>> BEGIN PROVIDED INFORMATION
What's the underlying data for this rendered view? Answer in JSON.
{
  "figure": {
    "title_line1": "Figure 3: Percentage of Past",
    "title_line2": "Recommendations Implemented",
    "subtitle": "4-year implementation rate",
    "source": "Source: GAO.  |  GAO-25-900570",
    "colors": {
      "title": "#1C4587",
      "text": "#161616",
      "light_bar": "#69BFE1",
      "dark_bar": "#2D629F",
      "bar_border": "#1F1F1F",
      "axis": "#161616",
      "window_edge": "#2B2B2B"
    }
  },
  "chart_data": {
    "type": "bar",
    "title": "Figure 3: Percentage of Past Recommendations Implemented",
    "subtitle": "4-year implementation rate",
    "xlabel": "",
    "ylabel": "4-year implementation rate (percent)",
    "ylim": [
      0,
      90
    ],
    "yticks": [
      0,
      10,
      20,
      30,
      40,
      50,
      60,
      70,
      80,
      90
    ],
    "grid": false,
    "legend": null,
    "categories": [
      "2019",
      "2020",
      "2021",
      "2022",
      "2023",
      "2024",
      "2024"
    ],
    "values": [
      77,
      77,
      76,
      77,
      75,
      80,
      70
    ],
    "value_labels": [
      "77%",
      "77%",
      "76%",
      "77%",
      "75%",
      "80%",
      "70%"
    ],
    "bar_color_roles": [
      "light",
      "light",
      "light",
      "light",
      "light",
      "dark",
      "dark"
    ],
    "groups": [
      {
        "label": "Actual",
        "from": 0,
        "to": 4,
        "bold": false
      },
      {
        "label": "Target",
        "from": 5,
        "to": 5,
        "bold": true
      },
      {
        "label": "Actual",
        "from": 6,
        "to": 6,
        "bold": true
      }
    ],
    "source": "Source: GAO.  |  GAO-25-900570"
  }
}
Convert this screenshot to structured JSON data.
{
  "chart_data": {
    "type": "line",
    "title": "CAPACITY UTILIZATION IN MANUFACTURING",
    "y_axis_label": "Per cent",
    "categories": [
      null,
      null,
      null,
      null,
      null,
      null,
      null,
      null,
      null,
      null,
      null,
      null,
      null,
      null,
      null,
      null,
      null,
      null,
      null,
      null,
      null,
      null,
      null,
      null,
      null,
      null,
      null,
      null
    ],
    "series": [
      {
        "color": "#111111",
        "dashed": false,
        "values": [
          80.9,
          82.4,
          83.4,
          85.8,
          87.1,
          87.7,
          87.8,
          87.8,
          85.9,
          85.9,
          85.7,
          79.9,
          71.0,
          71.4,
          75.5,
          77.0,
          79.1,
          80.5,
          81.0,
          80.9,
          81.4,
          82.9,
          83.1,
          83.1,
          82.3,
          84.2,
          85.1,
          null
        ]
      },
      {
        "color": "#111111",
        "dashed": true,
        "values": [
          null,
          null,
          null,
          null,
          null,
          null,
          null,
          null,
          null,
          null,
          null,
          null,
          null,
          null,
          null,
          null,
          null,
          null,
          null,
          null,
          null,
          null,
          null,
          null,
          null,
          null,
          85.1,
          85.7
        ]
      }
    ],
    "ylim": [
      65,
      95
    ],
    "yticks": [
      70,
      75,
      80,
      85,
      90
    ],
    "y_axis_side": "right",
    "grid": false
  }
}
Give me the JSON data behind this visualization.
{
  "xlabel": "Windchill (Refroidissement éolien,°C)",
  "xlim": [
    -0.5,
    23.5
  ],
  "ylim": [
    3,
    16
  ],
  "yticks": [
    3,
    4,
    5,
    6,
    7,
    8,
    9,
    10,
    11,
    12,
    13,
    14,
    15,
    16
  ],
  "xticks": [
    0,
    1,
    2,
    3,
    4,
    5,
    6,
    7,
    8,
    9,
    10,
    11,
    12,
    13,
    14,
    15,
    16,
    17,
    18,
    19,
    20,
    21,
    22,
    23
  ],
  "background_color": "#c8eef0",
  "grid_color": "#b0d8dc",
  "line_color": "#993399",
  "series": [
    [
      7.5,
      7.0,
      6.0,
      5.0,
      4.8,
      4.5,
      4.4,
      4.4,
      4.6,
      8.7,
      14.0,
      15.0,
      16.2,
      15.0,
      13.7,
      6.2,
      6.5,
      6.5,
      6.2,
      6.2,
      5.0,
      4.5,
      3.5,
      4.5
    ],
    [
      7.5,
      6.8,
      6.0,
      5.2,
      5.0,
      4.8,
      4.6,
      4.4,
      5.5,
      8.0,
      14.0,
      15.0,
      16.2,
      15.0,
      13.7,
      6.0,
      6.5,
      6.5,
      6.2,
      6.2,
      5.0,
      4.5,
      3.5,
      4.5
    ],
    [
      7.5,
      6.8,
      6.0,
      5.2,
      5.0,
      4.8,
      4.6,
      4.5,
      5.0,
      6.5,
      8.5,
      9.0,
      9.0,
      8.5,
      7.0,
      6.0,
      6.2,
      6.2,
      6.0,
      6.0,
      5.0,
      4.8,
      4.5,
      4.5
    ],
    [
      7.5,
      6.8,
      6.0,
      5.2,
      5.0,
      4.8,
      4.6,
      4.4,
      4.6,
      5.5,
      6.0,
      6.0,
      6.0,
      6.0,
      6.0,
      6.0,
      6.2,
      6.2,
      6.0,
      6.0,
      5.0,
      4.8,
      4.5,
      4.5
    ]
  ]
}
>> END PROVIDED INFORMATION
--- SET PROBLEM ---
Your task is to quote all of the data word for word.

--- TASK ANSWER ---
What's the underlying data for this rendered view? Answer in JSON.
{
  "figure": {
    "title_line1": "Figure 3: Percentage of Past",
    "title_line2": "Recommendations Implemented",
    "subtitle": "4-year implementation rate",
    "source": "Source: GAO.  |  GAO-25-900570",
    "colors": {
      "title": "#1C4587",
      "text": "#161616",
      "light_bar": "#69BFE1",
      "dark_bar": "#2D629F",
      "bar_border": "#1F1F1F",
      "axis": "#161616",
      "window_edge": "#2B2B2B"
    }
  },
  "chart_data": {
    "type": "bar",
    "title": "Figure 3: Percentage of Past Recommendations Implemented",
    "subtitle": "4-year implementation rate",
    "xlabel": "",
    "ylabel": "4-year implementation rate (percent)",
    "ylim": [
      0,
      90
    ],
    "yticks": [
      0,
      10,
      20,
      30,
      40,
      50,
      60,
      70,
      80,
      90
    ],
    "grid": false,
    "legend": null,
    "categories": [
      "2019",
      "2020",
      "2021",
      "2022",
      "2023",
      "2024",
      "2024"
    ],
    "values": [
      77,
      77,
      76,
      77,
      75,
      80,
      70
    ],
    "value_labels": [
      "77%",
      "77%",
      "76%",
      "77%",
      "75%",
      "80%",
      "70%"
    ],
    "bar_color_roles": [
      "light",
      "light",
      "light",
      "light",
      "light",
      "dark",
      "dark"
    ],
    "groups": [
      {
        "label": "Actual",
        "from": 0,
        "to": 4,
        "bold": false
      },
      {
        "label": "Target",
        "from": 5,
        "to": 5,
        "bold": true
      },
      {
        "label": "Actual",
        "from": 6,
        "to": 6,
        "bold": true
      }
    ],
    "source": "Source: GAO.  |  GAO-25-900570"
  }
}
Convert this screenshot to structured JSON data.
{
  "chart_data": {
    "type": "line",
    "title": "CAPACITY UTILIZATION IN MANUFACTURING",
    "y_axis_label": "Per cent",
    "categories": [
      null,
      null,
      null,
      null,
      null,
      null,
      null,
      null,
      null,
      null,
      null,
      null,
      null,
      null,
      null,
      null,
      null,
      null,
      null,
      null,
      null,
      null,
      null,
      null,
      null,
      null,
      null,
      null
    ],
    "series": [
      {
        "color": "#111111",
        "dashed": false,
        "values": [
          80.9,
          82.4,
          83.4,
          85.8,
          87.1,
          87.7,
          87.8,
          87.8,
          85.9,
          85.9,
          85.7,
          79.9,
          71.0,
          71.4,
          75.5,
          77.0,
          79.1,
          80.5,
          81.0,
          80.9,
          81.4,
          82.9,
          83.1,
          83.1,
          82.3,
          84.2,
          85.1,
          null
        ]
      },
      {
        "color": "#111111",
        "dashed": true,
        "values": [
          null,
          null,
          null,
          null,
          null,
          null,
          null,
          null,
          null,
          null,
          null,
          null,
          null,
          null,
          null,
          null,
          null,
          null,
          null,
          null,
          null,
          null,
          null,
          null,
          null,
          null,
          85.1,
          85.7
        ]
      }
    ],
    "ylim": [
      65,
      95
    ],
    "yticks": [
      70,
      75,
      80,
      85,
      90
    ],
    "y_axis_side": "right",
    "grid": false
  }
}
Give me the JSON data behind this visualization.
{
  "xlabel": "Windchill (Refroidissement éolien,°C)",
  "xlim": [
    -0.5,
    23.5
  ],
  "ylim": [
    3,
    16
  ],
  "yticks": [
    3,
    4,
    5,
    6,
    7,
    8,
    9,
    10,
    11,
    12,
    13,
    14,
    15,
    16
  ],
  "xticks": [
    0,
    1,
    2,
    3,
    4,
    5,
    6,
    7,
    8,
    9,
    10,
    11,
    12,
    13,
    14,
    15,
    16,
    17,
    18,
    19,
    20,
    21,
    22,
    23
  ],
  "background_color": "#c8eef0",
  "grid_color": "#b0d8dc",
  "line_color": "#993399",
  "series": [
    [
      7.5,
      7.0,
      6.0,
      5.0,
      4.8,
      4.5,
      4.4,
      4.4,
      4.6,
      8.7,
      14.0,
      15.0,
      16.2,
      15.0,
      13.7,
      6.2,
      6.5,
      6.5,
      6.2,
      6.2,
      5.0,
      4.5,
      3.5,
      4.5
    ],
    [
      7.5,
      6.8,
      6.0,
      5.2,
      5.0,
      4.8,
      4.6,
      4.4,
      5.5,
      8.0,
      14.0,
      15.0,
      16.2,
      15.0,
      13.7,
      6.0,
      6.5,
      6.5,
      6.2,
      6.2,
      5.0,
      4.5,
      3.5,
      4.5
    ],
    [
      7.5,
      6.8,
      6.0,
      5.2,
      5.0,
      4.8,
      4.6,
      4.5,
      5.0,
      6.5,
      8.5,
      9.0,
      9.0,
      8.5,
      7.0,
      6.0,
      6.2,
      6.2,
      6.0,
      6.0,
      5.0,
      4.8,
      4.5,
      4.5
    ],
    [
      7.5,
      6.8,
      6.0,
      5.2,
      5.0,
      4.8,
      4.6,
      4.4,
      4.6,
      5.5,
      6.0,
      6.0,
      6.0,
      6.0,
      6.0,
      6.0,
      6.2,
      6.2,
      6.0,
      6.0,
      5.0,
      4.8,
      4.5,
      4.5
    ]
  ]
}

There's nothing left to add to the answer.